*Instructions to follow*. Transcribe all of the records word for word, but omit the pictures.

*Material for the task*.
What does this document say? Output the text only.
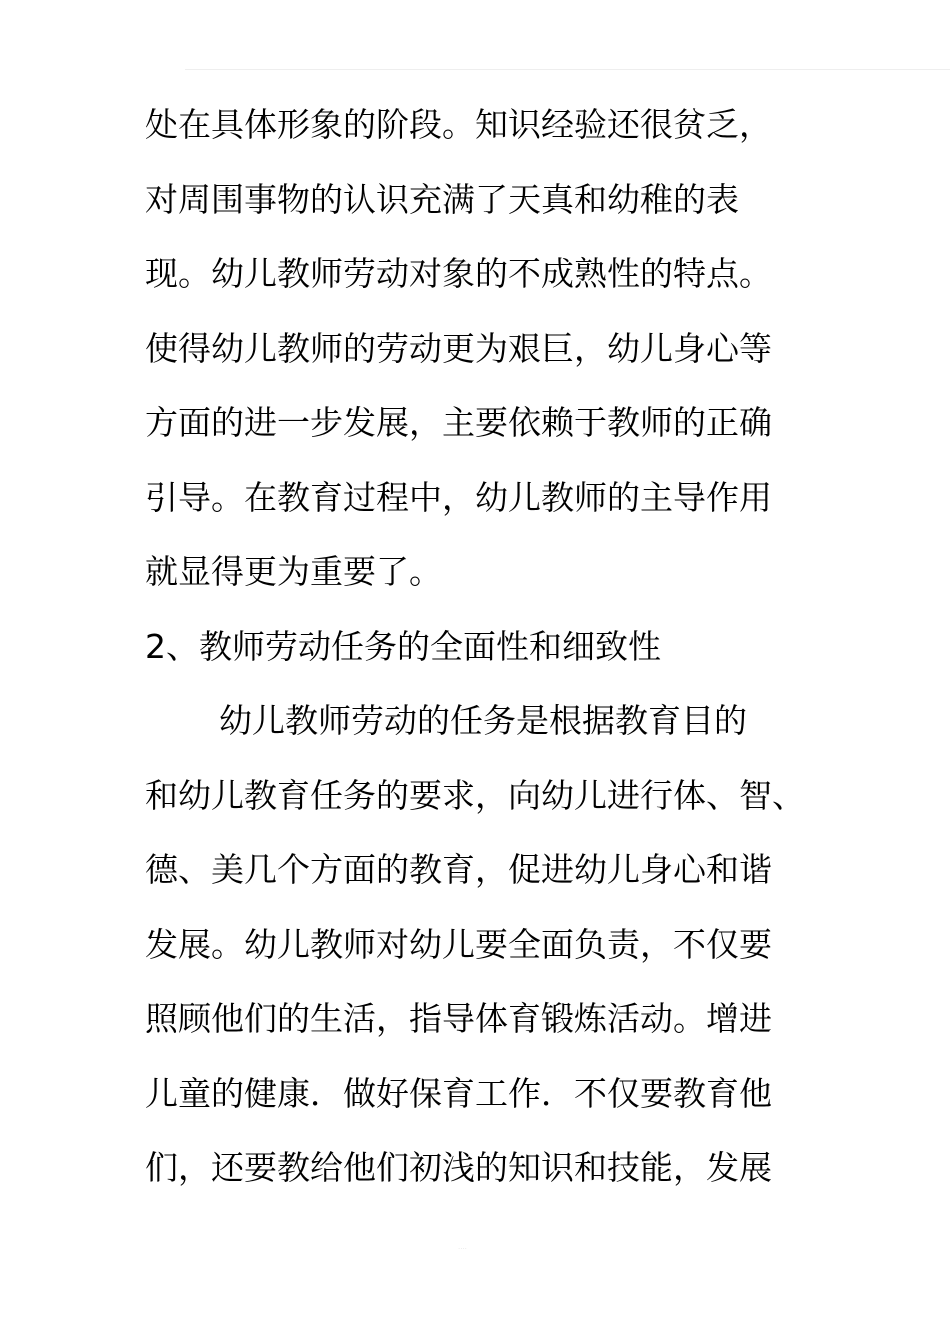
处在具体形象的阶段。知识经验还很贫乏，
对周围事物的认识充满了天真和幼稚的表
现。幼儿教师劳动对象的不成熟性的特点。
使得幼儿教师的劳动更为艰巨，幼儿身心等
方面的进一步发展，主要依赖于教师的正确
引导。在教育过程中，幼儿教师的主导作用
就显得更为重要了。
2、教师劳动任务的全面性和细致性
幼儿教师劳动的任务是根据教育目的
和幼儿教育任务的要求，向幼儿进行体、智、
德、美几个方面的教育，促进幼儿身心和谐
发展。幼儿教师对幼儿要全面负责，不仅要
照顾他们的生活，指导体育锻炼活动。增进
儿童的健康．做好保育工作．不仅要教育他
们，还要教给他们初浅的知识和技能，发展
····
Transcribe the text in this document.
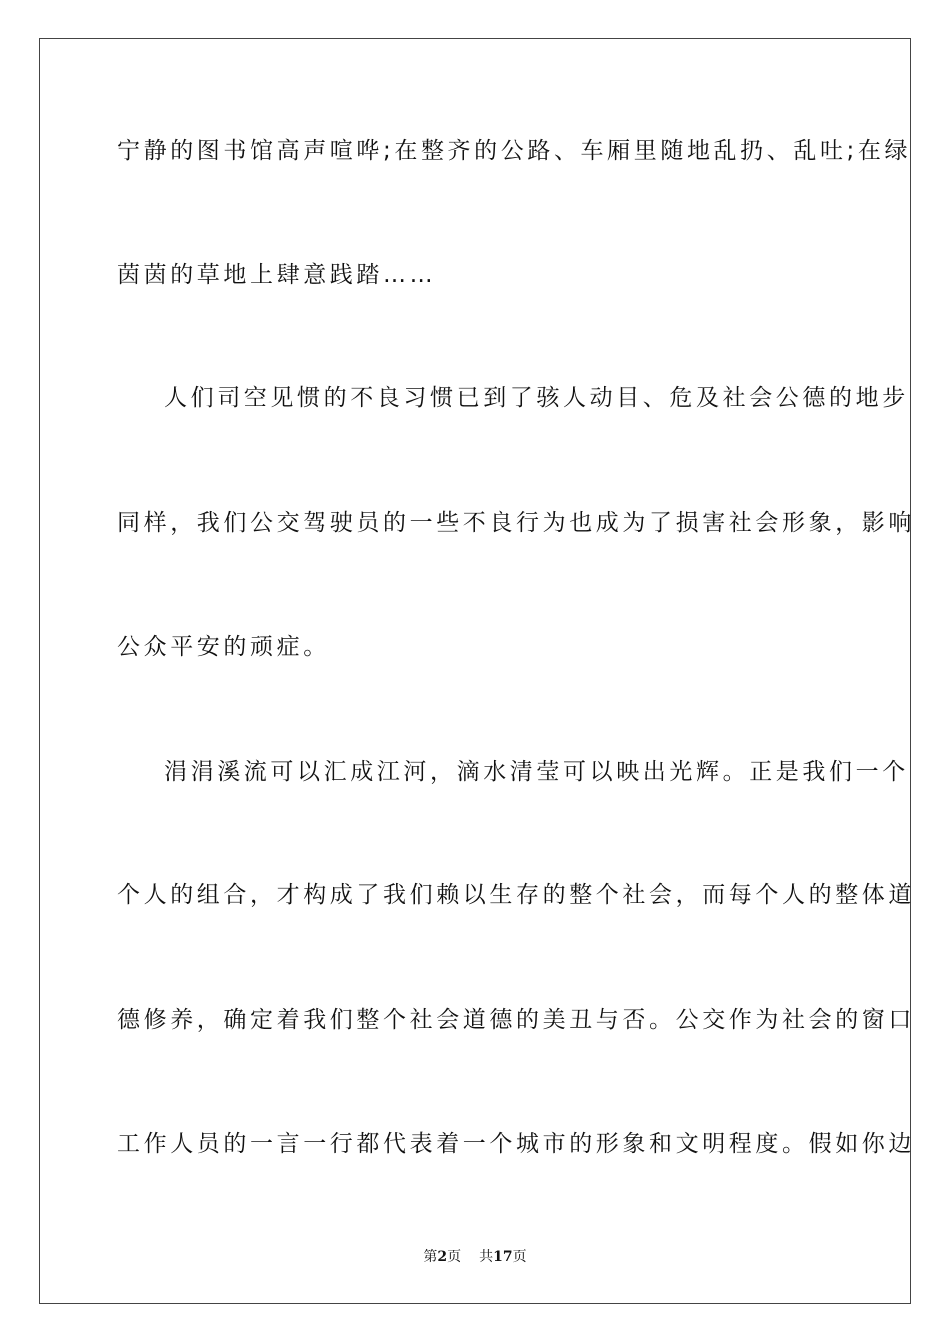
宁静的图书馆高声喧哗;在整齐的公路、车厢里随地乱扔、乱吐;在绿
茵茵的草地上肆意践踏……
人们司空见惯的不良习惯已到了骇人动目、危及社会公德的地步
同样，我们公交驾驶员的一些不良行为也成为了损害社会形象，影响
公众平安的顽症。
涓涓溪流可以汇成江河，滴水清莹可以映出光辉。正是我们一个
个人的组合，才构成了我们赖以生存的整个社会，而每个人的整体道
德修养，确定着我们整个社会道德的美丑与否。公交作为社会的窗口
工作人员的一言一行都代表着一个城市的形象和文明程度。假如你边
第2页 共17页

*Finished task*.
What does this document say? Output the text only.
处在具体形象的阶段。知识经验还很贫乏，
对周围事物的认识充满了天真和幼稚的表
现。幼儿教师劳动对象的不成熟性的特点。
使得幼儿教师的劳动更为艰巨，幼儿身心等
方面的进一步发展，主要依赖于教师的正确
引导。在教育过程中，幼儿教师的主导作用
就显得更为重要了。
2、教师劳动任务的全面性和细致性
幼儿教师劳动的任务是根据教育目的
和幼儿教育任务的要求，向幼儿进行体、智、
德、美几个方面的教育，促进幼儿身心和谐
发展。幼儿教师对幼儿要全面负责，不仅要
照顾他们的生活，指导体育锻炼活动。增进
儿童的健康．做好保育工作．不仅要教育他
们，还要教给他们初浅的知识和技能，发展
····
Transcribe the text in this document.
宁静的图书馆高声喧哗;在整齐的公路、车厢里随地乱扔、乱吐;在绿
茵茵的草地上肆意践踏……
人们司空见惯的不良习惯已到了骇人动目、危及社会公德的地步
同样，我们公交驾驶员的一些不良行为也成为了损害社会形象，影响
公众平安的顽症。
涓涓溪流可以汇成江河，滴水清莹可以映出光辉。正是我们一个
个人的组合，才构成了我们赖以生存的整个社会，而每个人的整体道
德修养，确定着我们整个社会道德的美丑与否。公交作为社会的窗口
工作人员的一言一行都代表着一个城市的形象和文明程度。假如你边
第2页 共17页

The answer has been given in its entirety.